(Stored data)
begin
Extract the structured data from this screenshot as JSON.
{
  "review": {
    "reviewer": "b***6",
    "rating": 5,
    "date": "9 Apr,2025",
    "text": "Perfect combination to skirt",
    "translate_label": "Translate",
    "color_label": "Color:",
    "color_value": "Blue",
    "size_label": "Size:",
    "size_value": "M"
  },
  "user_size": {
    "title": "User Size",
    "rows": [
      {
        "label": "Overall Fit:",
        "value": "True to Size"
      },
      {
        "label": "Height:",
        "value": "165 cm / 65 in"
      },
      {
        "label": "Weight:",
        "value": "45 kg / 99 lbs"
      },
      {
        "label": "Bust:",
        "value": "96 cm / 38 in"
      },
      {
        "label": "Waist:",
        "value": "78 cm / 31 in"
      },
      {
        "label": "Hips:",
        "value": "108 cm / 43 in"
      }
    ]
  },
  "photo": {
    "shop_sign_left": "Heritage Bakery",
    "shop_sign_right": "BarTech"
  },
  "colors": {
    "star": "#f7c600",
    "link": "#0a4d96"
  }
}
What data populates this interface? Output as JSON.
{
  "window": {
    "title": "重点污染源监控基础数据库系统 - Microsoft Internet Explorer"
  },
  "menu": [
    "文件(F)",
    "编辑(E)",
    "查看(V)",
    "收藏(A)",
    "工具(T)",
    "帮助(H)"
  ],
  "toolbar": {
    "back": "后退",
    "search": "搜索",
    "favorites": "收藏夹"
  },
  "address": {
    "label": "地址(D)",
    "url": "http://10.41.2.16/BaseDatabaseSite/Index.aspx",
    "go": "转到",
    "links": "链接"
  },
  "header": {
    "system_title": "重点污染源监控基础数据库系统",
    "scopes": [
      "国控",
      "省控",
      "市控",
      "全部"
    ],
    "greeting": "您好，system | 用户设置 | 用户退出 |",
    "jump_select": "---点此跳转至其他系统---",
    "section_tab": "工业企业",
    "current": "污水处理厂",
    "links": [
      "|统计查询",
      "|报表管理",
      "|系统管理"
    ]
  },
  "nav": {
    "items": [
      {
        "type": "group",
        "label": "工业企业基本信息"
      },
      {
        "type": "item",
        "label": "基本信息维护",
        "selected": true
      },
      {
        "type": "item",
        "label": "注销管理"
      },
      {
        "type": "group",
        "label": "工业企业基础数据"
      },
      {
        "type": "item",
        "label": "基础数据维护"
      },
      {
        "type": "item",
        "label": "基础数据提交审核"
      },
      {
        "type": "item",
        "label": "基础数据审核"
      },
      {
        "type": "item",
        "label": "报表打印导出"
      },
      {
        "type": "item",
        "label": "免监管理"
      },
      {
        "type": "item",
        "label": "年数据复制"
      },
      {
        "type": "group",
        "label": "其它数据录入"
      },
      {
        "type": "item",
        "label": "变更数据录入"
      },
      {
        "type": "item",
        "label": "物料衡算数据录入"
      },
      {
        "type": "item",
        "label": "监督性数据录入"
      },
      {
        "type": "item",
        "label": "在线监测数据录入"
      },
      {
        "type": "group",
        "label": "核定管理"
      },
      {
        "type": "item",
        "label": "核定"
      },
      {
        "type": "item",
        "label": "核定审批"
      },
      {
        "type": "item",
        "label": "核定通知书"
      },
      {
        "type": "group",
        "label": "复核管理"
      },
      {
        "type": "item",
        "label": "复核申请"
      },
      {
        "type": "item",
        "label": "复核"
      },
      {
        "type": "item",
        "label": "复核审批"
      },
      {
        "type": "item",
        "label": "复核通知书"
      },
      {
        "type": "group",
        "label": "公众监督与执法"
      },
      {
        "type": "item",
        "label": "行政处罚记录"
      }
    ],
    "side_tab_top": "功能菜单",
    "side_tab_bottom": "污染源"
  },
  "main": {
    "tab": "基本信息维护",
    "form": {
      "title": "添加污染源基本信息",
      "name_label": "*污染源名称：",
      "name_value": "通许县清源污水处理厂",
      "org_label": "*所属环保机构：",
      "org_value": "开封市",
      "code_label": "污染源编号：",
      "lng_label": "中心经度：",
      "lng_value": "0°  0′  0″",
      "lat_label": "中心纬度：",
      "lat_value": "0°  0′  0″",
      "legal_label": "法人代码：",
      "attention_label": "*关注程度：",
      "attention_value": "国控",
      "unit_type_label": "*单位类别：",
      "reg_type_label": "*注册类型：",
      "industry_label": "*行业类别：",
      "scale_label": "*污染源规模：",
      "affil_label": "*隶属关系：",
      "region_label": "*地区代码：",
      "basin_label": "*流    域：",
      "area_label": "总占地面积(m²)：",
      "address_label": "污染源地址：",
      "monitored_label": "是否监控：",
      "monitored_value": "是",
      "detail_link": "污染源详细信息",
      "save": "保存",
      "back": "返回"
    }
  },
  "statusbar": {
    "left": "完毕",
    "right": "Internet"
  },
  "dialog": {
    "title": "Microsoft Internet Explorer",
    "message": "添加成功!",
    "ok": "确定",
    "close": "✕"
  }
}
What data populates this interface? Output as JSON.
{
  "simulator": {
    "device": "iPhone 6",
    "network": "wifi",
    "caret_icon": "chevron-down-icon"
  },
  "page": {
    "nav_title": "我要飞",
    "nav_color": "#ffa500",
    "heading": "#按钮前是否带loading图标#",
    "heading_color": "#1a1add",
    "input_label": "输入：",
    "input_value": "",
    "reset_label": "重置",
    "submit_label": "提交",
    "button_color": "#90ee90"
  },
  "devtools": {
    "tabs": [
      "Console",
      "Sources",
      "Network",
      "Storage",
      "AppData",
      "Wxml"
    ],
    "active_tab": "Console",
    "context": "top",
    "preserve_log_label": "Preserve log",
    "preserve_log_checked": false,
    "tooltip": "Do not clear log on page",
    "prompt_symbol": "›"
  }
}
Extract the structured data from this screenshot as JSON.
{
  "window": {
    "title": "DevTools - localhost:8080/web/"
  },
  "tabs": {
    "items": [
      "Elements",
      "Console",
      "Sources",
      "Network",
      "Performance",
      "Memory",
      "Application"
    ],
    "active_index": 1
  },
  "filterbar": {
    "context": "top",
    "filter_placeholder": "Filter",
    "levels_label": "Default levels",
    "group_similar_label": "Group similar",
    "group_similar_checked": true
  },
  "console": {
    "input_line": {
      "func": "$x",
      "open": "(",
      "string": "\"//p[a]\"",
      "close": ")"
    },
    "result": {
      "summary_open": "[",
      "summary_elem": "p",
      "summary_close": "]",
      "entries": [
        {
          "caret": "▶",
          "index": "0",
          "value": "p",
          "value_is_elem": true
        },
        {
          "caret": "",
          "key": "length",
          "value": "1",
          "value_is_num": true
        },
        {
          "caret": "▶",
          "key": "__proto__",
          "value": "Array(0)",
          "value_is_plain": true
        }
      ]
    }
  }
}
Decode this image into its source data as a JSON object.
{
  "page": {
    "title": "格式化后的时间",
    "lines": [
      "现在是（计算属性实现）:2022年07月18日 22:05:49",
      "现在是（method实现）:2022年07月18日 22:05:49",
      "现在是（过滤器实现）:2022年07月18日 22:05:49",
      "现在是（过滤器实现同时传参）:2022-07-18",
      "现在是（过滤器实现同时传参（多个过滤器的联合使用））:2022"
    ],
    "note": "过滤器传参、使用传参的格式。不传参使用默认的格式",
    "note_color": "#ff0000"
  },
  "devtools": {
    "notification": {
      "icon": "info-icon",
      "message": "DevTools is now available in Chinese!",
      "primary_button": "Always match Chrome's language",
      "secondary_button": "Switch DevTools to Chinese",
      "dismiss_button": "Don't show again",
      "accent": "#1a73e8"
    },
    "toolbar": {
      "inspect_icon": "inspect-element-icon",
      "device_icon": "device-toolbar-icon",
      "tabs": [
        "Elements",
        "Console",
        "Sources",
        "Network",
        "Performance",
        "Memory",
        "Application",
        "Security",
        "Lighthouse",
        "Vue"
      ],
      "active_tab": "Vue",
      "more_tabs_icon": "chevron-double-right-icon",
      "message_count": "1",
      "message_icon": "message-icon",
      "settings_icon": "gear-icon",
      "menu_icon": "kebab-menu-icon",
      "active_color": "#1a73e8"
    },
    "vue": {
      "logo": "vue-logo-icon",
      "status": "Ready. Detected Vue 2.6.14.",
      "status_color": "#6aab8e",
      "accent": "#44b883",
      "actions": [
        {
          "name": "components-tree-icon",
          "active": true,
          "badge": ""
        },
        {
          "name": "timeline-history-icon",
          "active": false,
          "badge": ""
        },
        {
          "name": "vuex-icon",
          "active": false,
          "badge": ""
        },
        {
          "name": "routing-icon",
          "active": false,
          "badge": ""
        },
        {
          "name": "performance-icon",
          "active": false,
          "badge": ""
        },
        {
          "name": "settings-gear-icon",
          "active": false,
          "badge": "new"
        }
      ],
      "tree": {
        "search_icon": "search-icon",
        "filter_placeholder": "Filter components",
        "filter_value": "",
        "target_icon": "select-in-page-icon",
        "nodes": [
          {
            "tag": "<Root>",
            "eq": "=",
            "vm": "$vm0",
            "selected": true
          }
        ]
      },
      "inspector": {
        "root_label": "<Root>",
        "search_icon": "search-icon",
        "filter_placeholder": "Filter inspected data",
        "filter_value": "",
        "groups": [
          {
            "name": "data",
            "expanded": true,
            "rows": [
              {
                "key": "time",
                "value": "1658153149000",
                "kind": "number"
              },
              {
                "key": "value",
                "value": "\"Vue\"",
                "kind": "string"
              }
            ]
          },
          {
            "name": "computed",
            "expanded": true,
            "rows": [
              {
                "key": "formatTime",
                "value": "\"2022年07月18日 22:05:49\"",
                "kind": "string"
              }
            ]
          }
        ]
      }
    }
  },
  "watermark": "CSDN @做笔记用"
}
end
**Aim of the exercise:**
Identify the lines of the data that contain the word "chevron". Copy each of them.

**Output for this exercise:**
    "caret_icon": "chevron-down-icon"
      "more_tabs_icon": "chevron-double-right-icon",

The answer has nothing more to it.